Answer with nothing but the number of lines that include the word "sitä".

**Collection entries**
———

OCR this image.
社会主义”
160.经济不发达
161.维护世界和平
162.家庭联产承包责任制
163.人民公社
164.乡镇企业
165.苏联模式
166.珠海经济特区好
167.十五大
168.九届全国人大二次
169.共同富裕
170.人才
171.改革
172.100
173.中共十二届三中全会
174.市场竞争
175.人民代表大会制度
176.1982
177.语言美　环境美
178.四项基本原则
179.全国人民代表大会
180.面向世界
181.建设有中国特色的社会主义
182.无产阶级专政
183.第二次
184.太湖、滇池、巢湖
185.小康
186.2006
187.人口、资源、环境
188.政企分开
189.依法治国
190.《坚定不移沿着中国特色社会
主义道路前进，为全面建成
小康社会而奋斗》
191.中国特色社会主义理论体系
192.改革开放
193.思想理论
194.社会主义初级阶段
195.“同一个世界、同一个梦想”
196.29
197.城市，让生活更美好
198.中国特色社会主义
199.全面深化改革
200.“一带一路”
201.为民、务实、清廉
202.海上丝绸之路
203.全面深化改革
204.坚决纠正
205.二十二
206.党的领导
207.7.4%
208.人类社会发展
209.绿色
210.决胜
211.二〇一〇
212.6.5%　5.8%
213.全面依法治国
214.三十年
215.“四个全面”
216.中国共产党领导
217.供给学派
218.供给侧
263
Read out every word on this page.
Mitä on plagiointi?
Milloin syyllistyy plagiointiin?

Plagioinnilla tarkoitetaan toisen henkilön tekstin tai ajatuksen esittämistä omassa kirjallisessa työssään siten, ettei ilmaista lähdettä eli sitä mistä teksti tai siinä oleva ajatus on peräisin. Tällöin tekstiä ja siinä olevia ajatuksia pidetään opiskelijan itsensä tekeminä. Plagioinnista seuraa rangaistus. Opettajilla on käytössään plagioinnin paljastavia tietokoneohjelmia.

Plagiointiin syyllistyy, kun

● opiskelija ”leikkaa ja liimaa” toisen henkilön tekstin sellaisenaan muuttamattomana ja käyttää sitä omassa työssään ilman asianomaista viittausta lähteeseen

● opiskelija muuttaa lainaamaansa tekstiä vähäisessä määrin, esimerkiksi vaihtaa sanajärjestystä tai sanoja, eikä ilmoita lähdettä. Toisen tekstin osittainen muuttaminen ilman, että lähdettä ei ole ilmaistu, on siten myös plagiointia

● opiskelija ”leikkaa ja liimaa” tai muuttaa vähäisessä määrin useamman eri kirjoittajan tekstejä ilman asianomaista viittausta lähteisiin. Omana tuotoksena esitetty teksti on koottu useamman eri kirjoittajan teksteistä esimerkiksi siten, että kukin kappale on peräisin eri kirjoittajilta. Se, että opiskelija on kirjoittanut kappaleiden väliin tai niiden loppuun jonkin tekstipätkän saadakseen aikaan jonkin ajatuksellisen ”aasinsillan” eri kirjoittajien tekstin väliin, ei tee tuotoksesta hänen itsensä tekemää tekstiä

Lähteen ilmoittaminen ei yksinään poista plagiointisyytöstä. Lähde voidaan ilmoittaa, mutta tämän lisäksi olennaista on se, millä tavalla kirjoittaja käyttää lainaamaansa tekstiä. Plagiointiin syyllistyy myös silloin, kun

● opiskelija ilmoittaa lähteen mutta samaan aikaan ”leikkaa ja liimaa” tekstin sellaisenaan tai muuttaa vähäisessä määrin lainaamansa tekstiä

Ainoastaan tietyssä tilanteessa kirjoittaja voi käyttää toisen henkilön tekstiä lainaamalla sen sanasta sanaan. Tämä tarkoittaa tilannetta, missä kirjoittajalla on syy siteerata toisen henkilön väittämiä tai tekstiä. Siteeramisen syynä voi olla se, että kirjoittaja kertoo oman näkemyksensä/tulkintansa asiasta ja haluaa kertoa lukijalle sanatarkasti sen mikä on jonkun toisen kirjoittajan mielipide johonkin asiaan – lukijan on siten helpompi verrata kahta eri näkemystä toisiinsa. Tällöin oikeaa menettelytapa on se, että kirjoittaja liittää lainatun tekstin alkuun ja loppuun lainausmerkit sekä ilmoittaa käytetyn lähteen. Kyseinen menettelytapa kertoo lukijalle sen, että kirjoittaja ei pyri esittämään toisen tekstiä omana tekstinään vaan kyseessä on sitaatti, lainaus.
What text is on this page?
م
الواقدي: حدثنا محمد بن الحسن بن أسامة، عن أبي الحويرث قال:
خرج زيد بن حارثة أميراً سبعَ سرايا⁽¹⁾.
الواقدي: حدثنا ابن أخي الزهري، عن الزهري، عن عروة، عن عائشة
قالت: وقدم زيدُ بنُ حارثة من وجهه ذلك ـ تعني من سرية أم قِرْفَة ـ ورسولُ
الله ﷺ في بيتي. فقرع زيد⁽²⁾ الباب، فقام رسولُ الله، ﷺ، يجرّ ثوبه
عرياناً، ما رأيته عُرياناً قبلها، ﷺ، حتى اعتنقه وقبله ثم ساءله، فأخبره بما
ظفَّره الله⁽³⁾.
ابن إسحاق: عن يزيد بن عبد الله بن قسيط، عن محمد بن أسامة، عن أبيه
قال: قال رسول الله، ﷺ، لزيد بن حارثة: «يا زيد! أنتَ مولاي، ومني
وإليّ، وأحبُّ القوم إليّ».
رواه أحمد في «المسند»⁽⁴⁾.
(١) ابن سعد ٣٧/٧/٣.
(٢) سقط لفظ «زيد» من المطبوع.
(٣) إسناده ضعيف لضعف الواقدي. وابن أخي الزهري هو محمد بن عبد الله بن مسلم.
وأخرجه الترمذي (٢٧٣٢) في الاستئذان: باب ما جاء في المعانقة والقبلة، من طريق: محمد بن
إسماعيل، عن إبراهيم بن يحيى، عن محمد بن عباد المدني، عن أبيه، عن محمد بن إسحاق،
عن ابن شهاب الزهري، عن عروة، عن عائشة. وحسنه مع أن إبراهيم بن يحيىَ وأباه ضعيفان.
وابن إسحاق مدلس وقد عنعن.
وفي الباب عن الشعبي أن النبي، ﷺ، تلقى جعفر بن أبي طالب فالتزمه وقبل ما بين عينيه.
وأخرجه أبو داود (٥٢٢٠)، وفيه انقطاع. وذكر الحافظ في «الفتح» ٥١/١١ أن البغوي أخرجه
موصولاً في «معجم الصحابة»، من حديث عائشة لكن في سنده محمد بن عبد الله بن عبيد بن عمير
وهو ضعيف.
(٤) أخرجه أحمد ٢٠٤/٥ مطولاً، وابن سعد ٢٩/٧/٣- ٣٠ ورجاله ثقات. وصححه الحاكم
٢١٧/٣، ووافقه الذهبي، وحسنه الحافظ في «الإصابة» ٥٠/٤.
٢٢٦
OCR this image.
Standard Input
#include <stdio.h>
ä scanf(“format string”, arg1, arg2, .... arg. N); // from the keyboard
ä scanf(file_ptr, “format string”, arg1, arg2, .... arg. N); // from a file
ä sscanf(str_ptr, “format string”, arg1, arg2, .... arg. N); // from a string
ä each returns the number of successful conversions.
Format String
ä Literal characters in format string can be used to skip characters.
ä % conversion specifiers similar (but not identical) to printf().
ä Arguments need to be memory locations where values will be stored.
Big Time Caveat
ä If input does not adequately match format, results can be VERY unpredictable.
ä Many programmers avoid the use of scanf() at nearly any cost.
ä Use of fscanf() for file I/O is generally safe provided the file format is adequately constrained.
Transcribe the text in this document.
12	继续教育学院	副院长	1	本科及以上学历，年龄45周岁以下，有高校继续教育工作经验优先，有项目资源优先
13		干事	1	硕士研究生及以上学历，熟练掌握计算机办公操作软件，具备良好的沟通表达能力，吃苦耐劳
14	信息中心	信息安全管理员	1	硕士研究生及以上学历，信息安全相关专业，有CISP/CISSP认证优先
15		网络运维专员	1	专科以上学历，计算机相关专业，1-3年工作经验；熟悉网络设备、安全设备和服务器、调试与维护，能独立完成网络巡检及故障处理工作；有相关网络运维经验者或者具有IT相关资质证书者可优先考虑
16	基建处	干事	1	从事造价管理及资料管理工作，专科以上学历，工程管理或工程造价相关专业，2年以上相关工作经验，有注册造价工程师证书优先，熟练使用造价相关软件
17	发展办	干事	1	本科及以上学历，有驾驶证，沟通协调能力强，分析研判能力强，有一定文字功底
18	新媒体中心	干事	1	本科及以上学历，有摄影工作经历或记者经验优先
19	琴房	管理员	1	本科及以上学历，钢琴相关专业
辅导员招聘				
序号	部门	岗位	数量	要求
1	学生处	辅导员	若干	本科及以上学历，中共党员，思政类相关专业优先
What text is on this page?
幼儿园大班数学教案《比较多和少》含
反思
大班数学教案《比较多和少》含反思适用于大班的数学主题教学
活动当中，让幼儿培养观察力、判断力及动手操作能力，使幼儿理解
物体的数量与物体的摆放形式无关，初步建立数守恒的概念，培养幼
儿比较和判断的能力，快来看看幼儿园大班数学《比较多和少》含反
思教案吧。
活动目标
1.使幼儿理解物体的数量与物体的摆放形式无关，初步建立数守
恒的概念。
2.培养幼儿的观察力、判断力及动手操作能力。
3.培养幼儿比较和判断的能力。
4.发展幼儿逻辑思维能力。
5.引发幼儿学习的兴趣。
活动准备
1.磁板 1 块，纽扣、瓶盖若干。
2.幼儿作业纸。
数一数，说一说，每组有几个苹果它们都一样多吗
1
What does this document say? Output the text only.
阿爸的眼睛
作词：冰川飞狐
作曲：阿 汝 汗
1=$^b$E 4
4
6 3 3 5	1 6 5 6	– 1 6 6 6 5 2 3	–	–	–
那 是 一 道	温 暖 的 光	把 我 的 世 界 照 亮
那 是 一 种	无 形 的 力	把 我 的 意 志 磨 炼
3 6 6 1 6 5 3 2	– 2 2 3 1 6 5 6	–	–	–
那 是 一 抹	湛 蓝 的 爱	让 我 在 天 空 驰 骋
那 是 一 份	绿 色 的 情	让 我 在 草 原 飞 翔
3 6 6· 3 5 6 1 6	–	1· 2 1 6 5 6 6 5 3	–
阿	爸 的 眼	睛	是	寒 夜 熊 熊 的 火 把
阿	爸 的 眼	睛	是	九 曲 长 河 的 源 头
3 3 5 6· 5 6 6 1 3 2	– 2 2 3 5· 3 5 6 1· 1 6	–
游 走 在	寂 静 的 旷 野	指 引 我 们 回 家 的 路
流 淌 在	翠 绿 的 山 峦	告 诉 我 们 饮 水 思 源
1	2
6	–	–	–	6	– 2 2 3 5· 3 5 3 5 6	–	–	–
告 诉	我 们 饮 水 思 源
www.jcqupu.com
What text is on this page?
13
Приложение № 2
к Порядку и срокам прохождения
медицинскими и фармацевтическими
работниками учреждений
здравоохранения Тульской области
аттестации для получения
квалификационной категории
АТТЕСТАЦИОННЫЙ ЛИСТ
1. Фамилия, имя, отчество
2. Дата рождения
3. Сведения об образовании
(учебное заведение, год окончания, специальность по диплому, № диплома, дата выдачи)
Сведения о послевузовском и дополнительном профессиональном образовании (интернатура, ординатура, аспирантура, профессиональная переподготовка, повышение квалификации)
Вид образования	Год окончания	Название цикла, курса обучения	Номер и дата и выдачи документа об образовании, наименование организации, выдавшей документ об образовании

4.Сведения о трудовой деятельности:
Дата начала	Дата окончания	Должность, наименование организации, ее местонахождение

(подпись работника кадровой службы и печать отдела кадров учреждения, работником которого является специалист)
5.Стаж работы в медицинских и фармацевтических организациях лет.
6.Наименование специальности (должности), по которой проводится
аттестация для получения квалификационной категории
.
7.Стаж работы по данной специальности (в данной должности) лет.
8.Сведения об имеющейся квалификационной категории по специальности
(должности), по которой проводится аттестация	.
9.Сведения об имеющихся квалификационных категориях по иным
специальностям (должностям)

———

**REPLY**
2